Work to complete.
Reproduce the listing below character for character; drop every image.
━━━━
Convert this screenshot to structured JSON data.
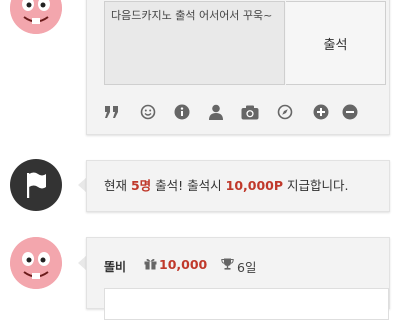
{
  "compose": {
    "message": "다음드카지노 출석 어서어서 꾸욱~",
    "submit_label": "출석"
  },
  "toolbar": {
    "icons": [
      "quote-icon",
      "smile-icon",
      "info-icon",
      "user-icon",
      "camera-icon",
      "compass-icon",
      "plus-icon",
      "minus-icon"
    ]
  },
  "notice": {
    "prefix": "현재 ",
    "count": "5명",
    "middle": " 출석! 출석시 ",
    "reward": "10,000P",
    "suffix": " 지급합니다."
  },
  "entry": {
    "username": "똘비",
    "points": "10,000",
    "days": "6일"
  },
  "colors": {
    "accent": "#c0392b",
    "avatar_pink": "#f3a6ad",
    "card_bg": "#f3f3f3",
    "icon_gray": "#666666"
  }
}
━━━━
Exercise result.
Convert this screenshot to structured JSON data.
{
  "compose": {
    "message": "다음드카지노 출석 어서어서 꾸욱~",
    "submit_label": "출석"
  },
  "toolbar": {
    "icons": [
      "quote-icon",
      "smile-icon",
      "info-icon",
      "user-icon",
      "camera-icon",
      "compass-icon",
      "plus-icon",
      "minus-icon"
    ]
  },
  "notice": {
    "prefix": "현재 ",
    "count": "5명",
    "middle": " 출석! 출석시 ",
    "reward": "10,000P",
    "suffix": " 지급합니다."
  },
  "entry": {
    "username": "똘비",
    "points": "10,000",
    "days": "6일"
  },
  "colors": {
    "accent": "#c0392b",
    "avatar_pink": "#f3a6ad",
    "card_bg": "#f3f3f3",
    "icon_gray": "#666666"
  }
}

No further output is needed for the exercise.